TASKS AND EXERCISES:
1. Answer these questions from the Morgantown Community Resources passage:
(a) How large was the CARES Act allocation that helped make the property a reality?
(b) How many acres does the property cover?
(c) What is being assembled to take over the day-to-day operations?
2. Transcribe the stretch of the Morgantown Community Resources passage from "The nonprofit Morgantown" through "the 9.9-acre property.".

SOURCE PASSAGE:
The nonprofit Morgantown Community Resources was formed to operate the property and a $3.5 million CARES Act allocation helped make it a reality.

“People always talk about wraparound services. Well, here we’re doing it, just defacto. We’re all here. So if someone comes into the Hope Hill Sobering Center, the next morning they’ll come out and get some food and maybe spend some time with a counselor — maybe talk to some folks at Crittenton Services, or maybe some peer recovery folks with the United Way. Maybe they need short term or long term housing. All of that is provided right here,” Board said, adding that discussions are also under way about how to utilize the 9.9-acre property.

“There are numerous discussions – everything from community gardens to outdoor exercise equipment and walking areas, nature observation areas. It’s all on the table,” he said, noting his time as interim director will end in the coming weeks.

He explained that a team is being assembled to take over the day-to-day operations.

“It’s been absolutely an honor and a privilege to assist these wonderful people as they stand this thing up. It’s really been a great experience,” he said.

“From the city to the county and certainly all our partners on site. It’s been an honor to see the true dedication of public servants. Sometimes this can be thankless, but these folks put their heads down and focus on the needs of folks who are in tough spots in our community, and they do it without any recognition. It’s been a humbling process to work alongside such wonderful people.”

Dataset items:
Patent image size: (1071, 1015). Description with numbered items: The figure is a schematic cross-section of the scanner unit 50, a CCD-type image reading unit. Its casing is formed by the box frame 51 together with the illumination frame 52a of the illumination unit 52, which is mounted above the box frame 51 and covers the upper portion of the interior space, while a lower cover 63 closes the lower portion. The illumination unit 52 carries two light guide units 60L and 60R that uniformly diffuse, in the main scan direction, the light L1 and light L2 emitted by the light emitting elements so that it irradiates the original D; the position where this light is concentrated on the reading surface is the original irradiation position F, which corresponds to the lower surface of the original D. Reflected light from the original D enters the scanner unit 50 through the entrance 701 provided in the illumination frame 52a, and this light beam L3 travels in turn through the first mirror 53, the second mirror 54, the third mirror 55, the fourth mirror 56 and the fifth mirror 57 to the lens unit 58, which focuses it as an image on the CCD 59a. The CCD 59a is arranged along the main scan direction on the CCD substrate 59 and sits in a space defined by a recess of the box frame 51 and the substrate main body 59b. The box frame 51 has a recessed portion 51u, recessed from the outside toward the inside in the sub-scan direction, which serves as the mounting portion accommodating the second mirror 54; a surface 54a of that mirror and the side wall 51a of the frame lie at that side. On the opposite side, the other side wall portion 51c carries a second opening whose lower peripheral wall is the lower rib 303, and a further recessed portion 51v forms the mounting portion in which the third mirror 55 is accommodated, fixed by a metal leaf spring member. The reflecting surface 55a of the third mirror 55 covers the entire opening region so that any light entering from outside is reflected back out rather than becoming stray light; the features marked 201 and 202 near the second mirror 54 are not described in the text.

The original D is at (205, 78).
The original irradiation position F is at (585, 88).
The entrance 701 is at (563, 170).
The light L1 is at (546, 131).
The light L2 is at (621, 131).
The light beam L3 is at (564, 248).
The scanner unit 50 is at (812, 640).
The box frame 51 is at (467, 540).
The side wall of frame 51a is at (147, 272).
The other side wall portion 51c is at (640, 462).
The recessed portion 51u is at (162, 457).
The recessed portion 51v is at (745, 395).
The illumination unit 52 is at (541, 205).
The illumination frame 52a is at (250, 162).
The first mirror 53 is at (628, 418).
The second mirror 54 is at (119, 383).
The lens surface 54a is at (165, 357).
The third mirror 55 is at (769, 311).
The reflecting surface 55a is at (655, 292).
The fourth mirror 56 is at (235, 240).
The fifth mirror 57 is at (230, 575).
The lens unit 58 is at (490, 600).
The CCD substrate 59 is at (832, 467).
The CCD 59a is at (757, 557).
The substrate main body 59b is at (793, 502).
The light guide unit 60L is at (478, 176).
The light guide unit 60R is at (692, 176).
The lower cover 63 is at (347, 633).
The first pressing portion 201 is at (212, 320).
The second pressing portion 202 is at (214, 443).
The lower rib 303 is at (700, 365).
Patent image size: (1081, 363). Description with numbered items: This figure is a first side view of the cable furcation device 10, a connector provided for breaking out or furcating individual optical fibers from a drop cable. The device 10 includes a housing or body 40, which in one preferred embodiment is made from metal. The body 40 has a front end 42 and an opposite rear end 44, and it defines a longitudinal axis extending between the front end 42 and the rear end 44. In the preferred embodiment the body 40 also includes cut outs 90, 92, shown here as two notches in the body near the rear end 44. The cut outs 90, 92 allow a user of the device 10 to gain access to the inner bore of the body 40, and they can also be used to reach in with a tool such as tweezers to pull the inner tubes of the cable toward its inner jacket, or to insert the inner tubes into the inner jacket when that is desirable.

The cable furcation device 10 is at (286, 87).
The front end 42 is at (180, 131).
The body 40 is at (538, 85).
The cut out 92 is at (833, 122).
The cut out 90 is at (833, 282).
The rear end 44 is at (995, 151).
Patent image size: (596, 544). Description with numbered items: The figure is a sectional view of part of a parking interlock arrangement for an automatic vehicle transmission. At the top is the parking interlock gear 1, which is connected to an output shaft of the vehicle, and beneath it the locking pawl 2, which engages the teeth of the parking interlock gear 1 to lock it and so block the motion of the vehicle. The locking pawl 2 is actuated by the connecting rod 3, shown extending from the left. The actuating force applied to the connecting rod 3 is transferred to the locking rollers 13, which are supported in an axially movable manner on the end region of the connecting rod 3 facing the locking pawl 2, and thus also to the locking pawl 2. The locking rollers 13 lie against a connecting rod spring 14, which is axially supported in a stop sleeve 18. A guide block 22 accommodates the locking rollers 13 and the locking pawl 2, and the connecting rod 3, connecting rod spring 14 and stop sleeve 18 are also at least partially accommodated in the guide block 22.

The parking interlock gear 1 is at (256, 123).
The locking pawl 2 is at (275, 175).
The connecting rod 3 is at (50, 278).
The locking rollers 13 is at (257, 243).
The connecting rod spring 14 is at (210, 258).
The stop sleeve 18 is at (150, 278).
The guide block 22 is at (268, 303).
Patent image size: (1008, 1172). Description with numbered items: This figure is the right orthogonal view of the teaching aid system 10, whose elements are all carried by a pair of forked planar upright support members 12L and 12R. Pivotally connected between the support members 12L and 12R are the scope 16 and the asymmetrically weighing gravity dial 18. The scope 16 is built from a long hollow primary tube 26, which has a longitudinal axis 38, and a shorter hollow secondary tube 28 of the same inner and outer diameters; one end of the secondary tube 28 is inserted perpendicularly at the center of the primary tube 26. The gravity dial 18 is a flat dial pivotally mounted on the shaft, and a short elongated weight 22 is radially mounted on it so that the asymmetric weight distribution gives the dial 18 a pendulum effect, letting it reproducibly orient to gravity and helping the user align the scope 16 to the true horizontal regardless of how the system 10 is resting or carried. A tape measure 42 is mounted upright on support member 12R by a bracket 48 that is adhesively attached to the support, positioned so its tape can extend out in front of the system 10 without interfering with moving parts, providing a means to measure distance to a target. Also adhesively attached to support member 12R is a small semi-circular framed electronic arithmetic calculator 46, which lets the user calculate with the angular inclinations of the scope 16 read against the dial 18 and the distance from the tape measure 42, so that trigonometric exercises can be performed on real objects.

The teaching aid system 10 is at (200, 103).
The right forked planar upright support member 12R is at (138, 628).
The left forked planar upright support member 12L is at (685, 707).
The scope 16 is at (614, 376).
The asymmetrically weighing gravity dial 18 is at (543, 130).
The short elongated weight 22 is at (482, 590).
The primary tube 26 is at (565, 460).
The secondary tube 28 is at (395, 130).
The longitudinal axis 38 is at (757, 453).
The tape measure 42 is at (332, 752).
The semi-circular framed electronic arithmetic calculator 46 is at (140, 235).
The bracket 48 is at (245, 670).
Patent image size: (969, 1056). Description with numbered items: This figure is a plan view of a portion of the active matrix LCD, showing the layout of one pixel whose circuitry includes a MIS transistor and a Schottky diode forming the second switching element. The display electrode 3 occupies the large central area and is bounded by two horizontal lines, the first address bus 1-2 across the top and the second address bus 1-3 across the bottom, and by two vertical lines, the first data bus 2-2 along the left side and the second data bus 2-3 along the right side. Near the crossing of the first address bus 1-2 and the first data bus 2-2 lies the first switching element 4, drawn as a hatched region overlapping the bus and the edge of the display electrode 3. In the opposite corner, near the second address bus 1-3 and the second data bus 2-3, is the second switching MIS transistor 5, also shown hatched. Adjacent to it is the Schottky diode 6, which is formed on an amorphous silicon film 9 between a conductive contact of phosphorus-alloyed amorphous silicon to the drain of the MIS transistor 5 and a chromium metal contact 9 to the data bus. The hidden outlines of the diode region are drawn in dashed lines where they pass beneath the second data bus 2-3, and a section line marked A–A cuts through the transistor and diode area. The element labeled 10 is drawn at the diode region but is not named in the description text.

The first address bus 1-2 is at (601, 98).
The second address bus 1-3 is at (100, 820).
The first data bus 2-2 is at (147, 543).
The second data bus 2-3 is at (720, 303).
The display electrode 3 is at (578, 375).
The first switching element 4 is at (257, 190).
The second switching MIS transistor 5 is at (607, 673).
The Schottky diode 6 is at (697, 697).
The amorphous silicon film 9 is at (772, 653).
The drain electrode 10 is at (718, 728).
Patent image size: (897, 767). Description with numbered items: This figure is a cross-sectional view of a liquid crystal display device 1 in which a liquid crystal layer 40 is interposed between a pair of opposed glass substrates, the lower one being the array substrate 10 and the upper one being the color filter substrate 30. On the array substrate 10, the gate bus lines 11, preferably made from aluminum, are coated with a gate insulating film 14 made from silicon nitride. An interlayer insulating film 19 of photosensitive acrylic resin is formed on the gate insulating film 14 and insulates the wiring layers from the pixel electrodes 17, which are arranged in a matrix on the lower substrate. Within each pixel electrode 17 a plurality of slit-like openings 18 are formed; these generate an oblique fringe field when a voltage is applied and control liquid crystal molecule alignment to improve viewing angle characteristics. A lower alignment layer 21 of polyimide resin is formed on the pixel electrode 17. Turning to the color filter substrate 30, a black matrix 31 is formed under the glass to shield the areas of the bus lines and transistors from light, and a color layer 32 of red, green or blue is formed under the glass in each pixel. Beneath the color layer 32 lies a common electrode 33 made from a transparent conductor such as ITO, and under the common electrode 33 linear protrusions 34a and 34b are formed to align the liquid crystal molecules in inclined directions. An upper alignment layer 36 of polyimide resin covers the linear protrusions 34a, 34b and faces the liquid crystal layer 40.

TASK SOLUTIONS:
1.
(a) $3.5 million
(b) 9.9 acres
(c) A team

2.
The nonprofit Morgantown Community Resources was formed to operate the property and a $3.5 million CARES Act allocation helped make it a reality.

“People always talk about wraparound services. Well, here we’re doing it, just defacto. We’re all here. So if someone comes into the Hope Hill Sobering Center, the next morning they’ll come out and get some food and maybe spend some time with a counselor — maybe talk to some folks at Crittenton Services, or maybe some peer recovery folks with the United Way. Maybe they need short term or long term housing. All of that is provided right here,” Board said, adding that discussions are also under way about how to utilize the 9.9-acre property.